▸ Given task
Nothing before the line containing "Convert this document image to plain text." belongs in the answer; quote that line and all lines after it through the end of the material, word for word.

* * *

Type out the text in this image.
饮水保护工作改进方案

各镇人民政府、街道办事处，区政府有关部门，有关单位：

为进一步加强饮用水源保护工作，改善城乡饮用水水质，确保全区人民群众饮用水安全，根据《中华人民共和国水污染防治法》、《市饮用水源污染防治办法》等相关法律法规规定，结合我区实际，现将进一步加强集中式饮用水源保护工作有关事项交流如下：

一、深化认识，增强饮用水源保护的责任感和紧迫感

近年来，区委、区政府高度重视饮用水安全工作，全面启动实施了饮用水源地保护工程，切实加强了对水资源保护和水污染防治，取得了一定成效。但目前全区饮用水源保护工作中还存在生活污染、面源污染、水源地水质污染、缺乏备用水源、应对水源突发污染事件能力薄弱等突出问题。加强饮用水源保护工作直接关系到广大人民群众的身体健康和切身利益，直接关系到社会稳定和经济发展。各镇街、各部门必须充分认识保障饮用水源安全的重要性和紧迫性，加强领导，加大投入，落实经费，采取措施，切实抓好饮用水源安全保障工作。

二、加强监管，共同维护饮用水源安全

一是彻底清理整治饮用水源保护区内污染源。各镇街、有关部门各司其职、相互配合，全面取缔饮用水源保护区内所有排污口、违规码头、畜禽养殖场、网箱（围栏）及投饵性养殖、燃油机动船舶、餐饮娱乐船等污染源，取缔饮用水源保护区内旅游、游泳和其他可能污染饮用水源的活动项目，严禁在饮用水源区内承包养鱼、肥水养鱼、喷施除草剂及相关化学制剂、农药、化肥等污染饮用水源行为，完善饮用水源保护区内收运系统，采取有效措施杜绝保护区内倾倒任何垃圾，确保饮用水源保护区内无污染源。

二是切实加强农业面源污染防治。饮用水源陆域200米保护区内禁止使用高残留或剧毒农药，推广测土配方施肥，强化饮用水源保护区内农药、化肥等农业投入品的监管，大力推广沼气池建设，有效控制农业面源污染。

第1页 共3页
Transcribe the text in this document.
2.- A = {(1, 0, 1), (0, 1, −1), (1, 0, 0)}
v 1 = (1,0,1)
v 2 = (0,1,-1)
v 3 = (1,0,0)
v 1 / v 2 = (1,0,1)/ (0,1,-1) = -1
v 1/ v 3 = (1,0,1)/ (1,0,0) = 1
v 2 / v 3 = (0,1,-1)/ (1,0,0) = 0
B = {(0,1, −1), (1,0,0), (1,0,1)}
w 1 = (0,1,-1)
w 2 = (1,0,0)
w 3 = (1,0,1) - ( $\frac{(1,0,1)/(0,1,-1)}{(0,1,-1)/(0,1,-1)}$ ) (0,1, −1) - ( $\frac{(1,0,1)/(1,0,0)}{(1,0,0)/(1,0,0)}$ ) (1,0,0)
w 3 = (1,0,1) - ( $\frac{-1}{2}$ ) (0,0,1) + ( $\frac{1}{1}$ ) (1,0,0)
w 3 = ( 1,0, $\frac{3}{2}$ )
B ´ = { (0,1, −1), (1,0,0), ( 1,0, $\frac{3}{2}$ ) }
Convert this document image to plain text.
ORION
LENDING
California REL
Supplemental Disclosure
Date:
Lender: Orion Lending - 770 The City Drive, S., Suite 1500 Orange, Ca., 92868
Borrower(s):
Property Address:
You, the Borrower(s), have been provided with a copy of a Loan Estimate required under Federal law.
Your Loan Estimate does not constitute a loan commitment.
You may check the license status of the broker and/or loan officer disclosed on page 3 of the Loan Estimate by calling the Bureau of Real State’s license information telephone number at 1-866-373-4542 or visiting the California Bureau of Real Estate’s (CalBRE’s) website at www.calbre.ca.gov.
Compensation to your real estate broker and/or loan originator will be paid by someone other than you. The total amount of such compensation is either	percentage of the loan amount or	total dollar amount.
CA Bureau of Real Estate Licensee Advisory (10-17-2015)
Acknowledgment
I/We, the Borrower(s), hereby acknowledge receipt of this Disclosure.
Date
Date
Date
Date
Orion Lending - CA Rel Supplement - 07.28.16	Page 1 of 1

* * *

▸ The reply
Convert this document image to plain text.
ORION
LENDING
California REL
Supplemental Disclosure
Date:
Lender: Orion Lending - 770 The City Drive, S., Suite 1500 Orange, Ca., 92868
Borrower(s):
Property Address:
You, the Borrower(s), have been provided with a copy of a Loan Estimate required under Federal law.
Your Loan Estimate does not constitute a loan commitment.
You may check the license status of the broker and/or loan officer disclosed on page 3 of the Loan Estimate by calling the Bureau of Real State’s license information telephone number at 1-866-373-4542 or visiting the California Bureau of Real Estate’s (CalBRE’s) website at www.calbre.ca.gov.
Compensation to your real estate broker and/or loan originator will be paid by someone other than you. The total amount of such compensation is either	percentage of the loan amount or	total dollar amount.
CA Bureau of Real Estate Licensee Advisory (10-17-2015)
Acknowledgment
I/We, the Borrower(s), hereby acknowledge receipt of this Disclosure.
Date
Date
Date
Date
Orion Lending - CA Rel Supplement - 07.28.16	Page 1 of 1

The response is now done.